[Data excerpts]
START
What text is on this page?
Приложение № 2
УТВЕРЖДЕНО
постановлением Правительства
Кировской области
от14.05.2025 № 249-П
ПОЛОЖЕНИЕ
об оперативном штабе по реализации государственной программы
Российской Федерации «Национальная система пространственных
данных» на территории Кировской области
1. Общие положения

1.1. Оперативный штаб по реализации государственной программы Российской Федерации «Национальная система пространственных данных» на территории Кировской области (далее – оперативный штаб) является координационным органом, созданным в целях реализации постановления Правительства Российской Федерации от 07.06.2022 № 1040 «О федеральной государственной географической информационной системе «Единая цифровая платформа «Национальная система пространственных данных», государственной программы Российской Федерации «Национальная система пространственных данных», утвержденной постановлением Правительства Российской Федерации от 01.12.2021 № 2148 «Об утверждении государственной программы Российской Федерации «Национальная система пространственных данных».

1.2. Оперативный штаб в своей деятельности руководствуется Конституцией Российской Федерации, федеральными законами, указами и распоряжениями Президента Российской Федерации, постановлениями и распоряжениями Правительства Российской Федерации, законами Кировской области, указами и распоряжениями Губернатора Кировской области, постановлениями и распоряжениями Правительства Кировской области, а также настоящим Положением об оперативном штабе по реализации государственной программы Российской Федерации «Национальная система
END
START
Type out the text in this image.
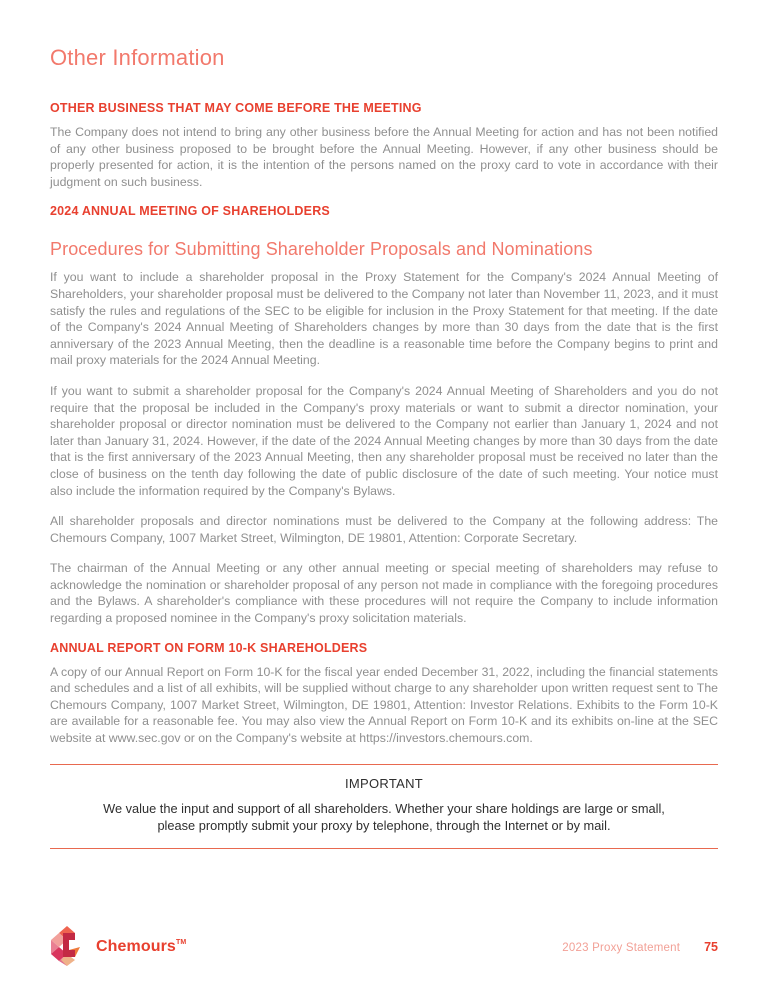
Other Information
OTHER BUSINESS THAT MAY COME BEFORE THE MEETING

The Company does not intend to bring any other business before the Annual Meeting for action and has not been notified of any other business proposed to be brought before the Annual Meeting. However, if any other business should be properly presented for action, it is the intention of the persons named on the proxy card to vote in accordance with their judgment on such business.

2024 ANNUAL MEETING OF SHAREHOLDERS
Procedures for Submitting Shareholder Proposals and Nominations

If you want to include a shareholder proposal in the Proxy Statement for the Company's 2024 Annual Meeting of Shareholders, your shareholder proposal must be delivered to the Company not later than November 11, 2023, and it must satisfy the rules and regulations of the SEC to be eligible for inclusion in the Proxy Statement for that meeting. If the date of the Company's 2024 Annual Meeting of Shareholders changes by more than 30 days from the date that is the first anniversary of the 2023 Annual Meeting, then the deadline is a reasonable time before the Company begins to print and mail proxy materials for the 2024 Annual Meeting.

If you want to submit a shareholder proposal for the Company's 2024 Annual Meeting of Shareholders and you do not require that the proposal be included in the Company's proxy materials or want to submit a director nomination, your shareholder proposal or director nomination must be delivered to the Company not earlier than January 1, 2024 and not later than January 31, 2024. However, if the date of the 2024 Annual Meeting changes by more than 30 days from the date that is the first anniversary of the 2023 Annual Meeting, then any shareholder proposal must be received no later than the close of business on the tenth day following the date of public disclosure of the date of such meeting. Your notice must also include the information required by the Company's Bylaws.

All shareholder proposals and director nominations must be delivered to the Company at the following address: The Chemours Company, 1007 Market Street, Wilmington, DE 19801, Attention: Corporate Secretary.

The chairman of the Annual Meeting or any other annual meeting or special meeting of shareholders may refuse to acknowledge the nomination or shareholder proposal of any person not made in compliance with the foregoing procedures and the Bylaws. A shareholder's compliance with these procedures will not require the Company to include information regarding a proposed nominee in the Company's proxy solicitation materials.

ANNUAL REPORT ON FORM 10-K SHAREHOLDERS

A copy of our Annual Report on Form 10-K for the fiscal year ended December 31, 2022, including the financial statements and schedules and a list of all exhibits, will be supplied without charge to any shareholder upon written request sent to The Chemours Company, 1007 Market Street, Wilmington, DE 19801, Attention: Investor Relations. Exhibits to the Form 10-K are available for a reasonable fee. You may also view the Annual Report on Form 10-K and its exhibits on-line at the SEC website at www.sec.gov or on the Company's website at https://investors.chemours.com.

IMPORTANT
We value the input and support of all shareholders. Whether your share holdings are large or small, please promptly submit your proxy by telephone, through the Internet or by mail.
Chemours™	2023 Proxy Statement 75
END
Give the count of lines containing "оперативном", with no added text.

2